## START STORED DATA

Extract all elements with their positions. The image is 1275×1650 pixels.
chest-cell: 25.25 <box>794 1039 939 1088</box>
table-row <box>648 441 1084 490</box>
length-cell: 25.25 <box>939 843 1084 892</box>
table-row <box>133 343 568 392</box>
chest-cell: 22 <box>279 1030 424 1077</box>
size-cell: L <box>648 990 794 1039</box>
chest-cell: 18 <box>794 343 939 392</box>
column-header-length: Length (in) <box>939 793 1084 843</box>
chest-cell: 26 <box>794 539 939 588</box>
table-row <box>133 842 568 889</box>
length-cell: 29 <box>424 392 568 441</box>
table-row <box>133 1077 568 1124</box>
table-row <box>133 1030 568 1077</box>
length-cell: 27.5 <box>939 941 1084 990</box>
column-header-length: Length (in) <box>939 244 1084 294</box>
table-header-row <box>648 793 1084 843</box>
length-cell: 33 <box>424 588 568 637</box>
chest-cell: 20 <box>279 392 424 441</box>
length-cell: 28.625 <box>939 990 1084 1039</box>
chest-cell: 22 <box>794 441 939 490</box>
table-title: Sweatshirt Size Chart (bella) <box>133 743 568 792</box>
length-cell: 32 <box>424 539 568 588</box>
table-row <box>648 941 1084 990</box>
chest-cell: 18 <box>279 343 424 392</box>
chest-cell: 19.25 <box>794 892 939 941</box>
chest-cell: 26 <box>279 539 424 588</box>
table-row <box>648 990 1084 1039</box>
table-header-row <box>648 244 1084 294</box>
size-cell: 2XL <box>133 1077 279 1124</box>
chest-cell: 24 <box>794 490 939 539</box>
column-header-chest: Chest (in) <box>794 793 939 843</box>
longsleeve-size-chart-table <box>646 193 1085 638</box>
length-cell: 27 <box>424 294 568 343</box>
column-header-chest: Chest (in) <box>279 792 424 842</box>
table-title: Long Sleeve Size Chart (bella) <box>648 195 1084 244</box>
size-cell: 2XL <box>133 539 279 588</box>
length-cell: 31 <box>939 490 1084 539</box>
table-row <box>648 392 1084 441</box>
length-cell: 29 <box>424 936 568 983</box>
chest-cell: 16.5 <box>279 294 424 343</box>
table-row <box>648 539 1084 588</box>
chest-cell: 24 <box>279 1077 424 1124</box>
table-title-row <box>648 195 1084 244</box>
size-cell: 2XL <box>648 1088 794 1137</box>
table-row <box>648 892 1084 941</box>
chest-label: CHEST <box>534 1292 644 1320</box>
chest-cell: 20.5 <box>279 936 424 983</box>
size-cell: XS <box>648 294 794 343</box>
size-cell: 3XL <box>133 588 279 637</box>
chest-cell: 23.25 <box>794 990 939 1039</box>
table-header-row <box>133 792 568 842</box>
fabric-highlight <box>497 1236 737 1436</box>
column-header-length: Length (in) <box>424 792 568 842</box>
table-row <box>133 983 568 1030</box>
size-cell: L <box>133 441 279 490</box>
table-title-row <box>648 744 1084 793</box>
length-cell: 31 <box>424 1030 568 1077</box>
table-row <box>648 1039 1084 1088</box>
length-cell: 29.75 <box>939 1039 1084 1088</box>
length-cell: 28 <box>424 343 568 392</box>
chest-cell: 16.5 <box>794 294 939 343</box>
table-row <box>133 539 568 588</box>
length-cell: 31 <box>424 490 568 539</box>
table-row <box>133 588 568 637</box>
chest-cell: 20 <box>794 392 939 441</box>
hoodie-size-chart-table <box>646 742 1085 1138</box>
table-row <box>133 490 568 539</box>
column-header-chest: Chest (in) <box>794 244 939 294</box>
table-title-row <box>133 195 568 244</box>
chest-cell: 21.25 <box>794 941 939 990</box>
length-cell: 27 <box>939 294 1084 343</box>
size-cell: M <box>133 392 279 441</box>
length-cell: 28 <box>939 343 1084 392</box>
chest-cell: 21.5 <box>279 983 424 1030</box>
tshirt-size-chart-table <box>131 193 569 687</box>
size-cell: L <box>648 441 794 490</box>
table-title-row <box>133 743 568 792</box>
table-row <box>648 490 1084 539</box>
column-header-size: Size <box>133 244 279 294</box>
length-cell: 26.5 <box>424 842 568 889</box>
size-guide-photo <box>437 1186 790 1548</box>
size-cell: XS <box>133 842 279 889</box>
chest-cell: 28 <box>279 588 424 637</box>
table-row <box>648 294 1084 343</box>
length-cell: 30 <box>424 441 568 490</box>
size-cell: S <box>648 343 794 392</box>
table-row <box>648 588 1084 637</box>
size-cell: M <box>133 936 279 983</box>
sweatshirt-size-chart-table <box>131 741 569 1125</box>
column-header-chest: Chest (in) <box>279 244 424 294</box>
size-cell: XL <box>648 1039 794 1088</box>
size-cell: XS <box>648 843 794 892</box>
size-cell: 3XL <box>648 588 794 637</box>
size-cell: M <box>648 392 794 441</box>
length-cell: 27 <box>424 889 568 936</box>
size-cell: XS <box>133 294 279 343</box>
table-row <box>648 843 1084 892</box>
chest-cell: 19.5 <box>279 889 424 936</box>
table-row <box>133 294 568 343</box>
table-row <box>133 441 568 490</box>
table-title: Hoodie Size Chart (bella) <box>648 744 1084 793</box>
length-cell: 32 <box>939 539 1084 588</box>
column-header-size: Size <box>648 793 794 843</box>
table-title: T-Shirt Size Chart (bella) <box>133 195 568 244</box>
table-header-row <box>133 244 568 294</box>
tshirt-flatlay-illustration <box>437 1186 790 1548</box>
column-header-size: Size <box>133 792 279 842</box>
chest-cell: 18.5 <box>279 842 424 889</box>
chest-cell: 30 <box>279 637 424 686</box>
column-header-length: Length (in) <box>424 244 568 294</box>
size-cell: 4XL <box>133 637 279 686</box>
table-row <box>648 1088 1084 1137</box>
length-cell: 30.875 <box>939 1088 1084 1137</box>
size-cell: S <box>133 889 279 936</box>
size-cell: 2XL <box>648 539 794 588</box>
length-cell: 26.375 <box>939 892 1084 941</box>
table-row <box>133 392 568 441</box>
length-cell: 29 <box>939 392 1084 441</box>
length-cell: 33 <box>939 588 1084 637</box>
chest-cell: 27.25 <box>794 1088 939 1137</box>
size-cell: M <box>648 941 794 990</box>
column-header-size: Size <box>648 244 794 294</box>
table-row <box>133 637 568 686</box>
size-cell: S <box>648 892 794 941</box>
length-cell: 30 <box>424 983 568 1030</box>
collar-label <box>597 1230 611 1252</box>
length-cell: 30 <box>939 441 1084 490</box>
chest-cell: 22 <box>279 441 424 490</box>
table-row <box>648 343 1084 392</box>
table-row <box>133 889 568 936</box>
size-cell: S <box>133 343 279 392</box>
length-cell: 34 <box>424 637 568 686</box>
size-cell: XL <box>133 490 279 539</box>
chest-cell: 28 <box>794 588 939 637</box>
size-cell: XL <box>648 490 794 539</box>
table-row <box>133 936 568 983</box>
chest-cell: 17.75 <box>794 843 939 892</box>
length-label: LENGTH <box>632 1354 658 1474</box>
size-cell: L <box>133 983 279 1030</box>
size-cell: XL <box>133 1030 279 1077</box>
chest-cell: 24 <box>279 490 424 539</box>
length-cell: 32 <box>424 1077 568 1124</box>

## END STORED DATA

YOUR TASK – Copy every one of the entries above word for word, keeping their original order.

COMPLETE OUTPUT –
Extract all elements with their positions. The image is 1275×1650 pixels.
chest-cell: 25.25 <box>794 1039 939 1088</box>
table-row <box>648 441 1084 490</box>
length-cell: 25.25 <box>939 843 1084 892</box>
table-row <box>133 343 568 392</box>
chest-cell: 22 <box>279 1030 424 1077</box>
size-cell: L <box>648 990 794 1039</box>
chest-cell: 18 <box>794 343 939 392</box>
column-header-length: Length (in) <box>939 793 1084 843</box>
chest-cell: 26 <box>794 539 939 588</box>
table-row <box>133 842 568 889</box>
length-cell: 29 <box>424 392 568 441</box>
table-row <box>133 1077 568 1124</box>
table-row <box>133 1030 568 1077</box>
length-cell: 27.5 <box>939 941 1084 990</box>
column-header-length: Length (in) <box>939 244 1084 294</box>
table-header-row <box>648 793 1084 843</box>
length-cell: 33 <box>424 588 568 637</box>
chest-cell: 20 <box>279 392 424 441</box>
length-cell: 28.625 <box>939 990 1084 1039</box>
chest-cell: 22 <box>794 441 939 490</box>
table-title: Sweatshirt Size Chart (bella) <box>133 743 568 792</box>
length-cell: 32 <box>424 539 568 588</box>
table-row <box>648 941 1084 990</box>
chest-cell: 18 <box>279 343 424 392</box>
chest-cell: 19.25 <box>794 892 939 941</box>
chest-cell: 26 <box>279 539 424 588</box>
table-row <box>648 990 1084 1039</box>
table-header-row <box>648 244 1084 294</box>
size-cell: 2XL <box>133 1077 279 1124</box>
chest-cell: 24 <box>794 490 939 539</box>
column-header-chest: Chest (in) <box>794 793 939 843</box>
longsleeve-size-chart-table <box>646 193 1085 638</box>
length-cell: 27 <box>424 294 568 343</box>
column-header-chest: Chest (in) <box>279 792 424 842</box>
table-title: Long Sleeve Size Chart (bella) <box>648 195 1084 244</box>
size-cell: 2XL <box>133 539 279 588</box>
length-cell: 31 <box>939 490 1084 539</box>
table-row <box>648 392 1084 441</box>
length-cell: 29 <box>424 936 568 983</box>
chest-cell: 16.5 <box>279 294 424 343</box>
table-row <box>648 539 1084 588</box>
chest-cell: 24 <box>279 1077 424 1124</box>
table-title-row <box>648 195 1084 244</box>
size-cell: 2XL <box>648 1088 794 1137</box>
table-row <box>648 892 1084 941</box>
chest-label: CHEST <box>534 1292 644 1320</box>
chest-cell: 20.5 <box>279 936 424 983</box>
size-cell: XS <box>648 294 794 343</box>
size-cell: 3XL <box>133 588 279 637</box>
chest-cell: 23.25 <box>794 990 939 1039</box>
table-header-row <box>133 792 568 842</box>
fabric-highlight <box>497 1236 737 1436</box>
column-header-length: Length (in) <box>424 792 568 842</box>
table-row <box>133 983 568 1030</box>
size-cell: L <box>133 441 279 490</box>
table-title-row <box>648 744 1084 793</box>
length-cell: 31 <box>424 1030 568 1077</box>
table-row <box>648 1039 1084 1088</box>
length-cell: 29.75 <box>939 1039 1084 1088</box>
length-cell: 28 <box>424 343 568 392</box>
chest-cell: 16.5 <box>794 294 939 343</box>
table-row <box>133 539 568 588</box>
length-cell: 31 <box>424 490 568 539</box>
table-row <box>133 588 568 637</box>
chest-cell: 20 <box>794 392 939 441</box>
hoodie-size-chart-table <box>646 742 1085 1138</box>
table-row <box>133 490 568 539</box>
column-header-chest: Chest (in) <box>794 244 939 294</box>
table-title-row <box>133 195 568 244</box>
chest-cell: 21.25 <box>794 941 939 990</box>
length-cell: 27 <box>939 294 1084 343</box>
size-cell: M <box>133 392 279 441</box>
length-cell: 28 <box>939 343 1084 392</box>
chest-cell: 21.5 <box>279 983 424 1030</box>
tshirt-size-chart-table <box>131 193 569 687</box>
size-cell: L <box>648 441 794 490</box>
table-title-row <box>133 743 568 792</box>
table-row <box>648 490 1084 539</box>
column-header-size: Size <box>133 244 279 294</box>
length-cell: 26.5 <box>424 842 568 889</box>
size-guide-photo <box>437 1186 790 1548</box>
size-cell: XS <box>133 842 279 889</box>
chest-cell: 28 <box>279 588 424 637</box>
table-row <box>648 294 1084 343</box>
length-cell: 30 <box>424 441 568 490</box>
size-cell: S <box>648 343 794 392</box>
table-row <box>648 588 1084 637</box>
size-cell: M <box>133 936 279 983</box>
sweatshirt-size-chart-table <box>131 741 569 1125</box>
column-header-chest: Chest (in) <box>279 244 424 294</box>
size-cell: XL <box>648 1039 794 1088</box>
size-cell: XS <box>648 843 794 892</box>
size-cell: 3XL <box>648 588 794 637</box>
size-cell: M <box>648 392 794 441</box>
length-cell: 27 <box>424 889 568 936</box>
size-cell: XS <box>133 294 279 343</box>
table-row <box>648 843 1084 892</box>
chest-cell: 19.5 <box>279 889 424 936</box>
table-row <box>133 294 568 343</box>
table-row <box>133 441 568 490</box>
table-title: Hoodie Size Chart (bella) <box>648 744 1084 793</box>
length-cell: 32 <box>939 539 1084 588</box>
column-header-size: Size <box>648 793 794 843</box>
table-title: T-Shirt Size Chart (bella) <box>133 195 568 244</box>
table-header-row <box>133 244 568 294</box>
tshirt-flatlay-illustration <box>437 1186 790 1548</box>
column-header-size: Size <box>133 792 279 842</box>
chest-cell: 18.5 <box>279 842 424 889</box>
chest-cell: 30 <box>279 637 424 686</box>
column-header-length: Length (in) <box>424 244 568 294</box>
size-cell: 4XL <box>133 637 279 686</box>
table-row <box>648 1088 1084 1137</box>
length-cell: 30.875 <box>939 1088 1084 1137</box>
size-cell: S <box>133 889 279 936</box>
size-cell: 2XL <box>648 539 794 588</box>
length-cell: 26.375 <box>939 892 1084 941</box>
table-row <box>133 392 568 441</box>
length-cell: 29 <box>939 392 1084 441</box>
length-cell: 33 <box>939 588 1084 637</box>
chest-cell: 27.25 <box>794 1088 939 1137</box>
size-cell: M <box>648 941 794 990</box>
column-header-size: Size <box>648 244 794 294</box>
table-row <box>133 637 568 686</box>
size-cell: S <box>648 892 794 941</box>
length-cell: 30 <box>424 983 568 1030</box>
collar-label <box>597 1230 611 1252</box>
length-cell: 30 <box>939 441 1084 490</box>
chest-cell: 22 <box>279 441 424 490</box>
table-row <box>648 343 1084 392</box>
table-row <box>133 889 568 936</box>
size-cell: S <box>133 343 279 392</box>
length-cell: 34 <box>424 637 568 686</box>
size-cell: XL <box>133 490 279 539</box>
chest-cell: 28 <box>794 588 939 637</box>
size-cell: XL <box>648 490 794 539</box>
table-row <box>133 936 568 983</box>
chest-cell: 17.75 <box>794 843 939 892</box>
length-label: LENGTH <box>632 1354 658 1474</box>
size-cell: L <box>133 983 279 1030</box>
size-cell: XL <box>133 1030 279 1077</box>
chest-cell: 24 <box>279 490 424 539</box>
length-cell: 32 <box>424 1077 568 1124</box>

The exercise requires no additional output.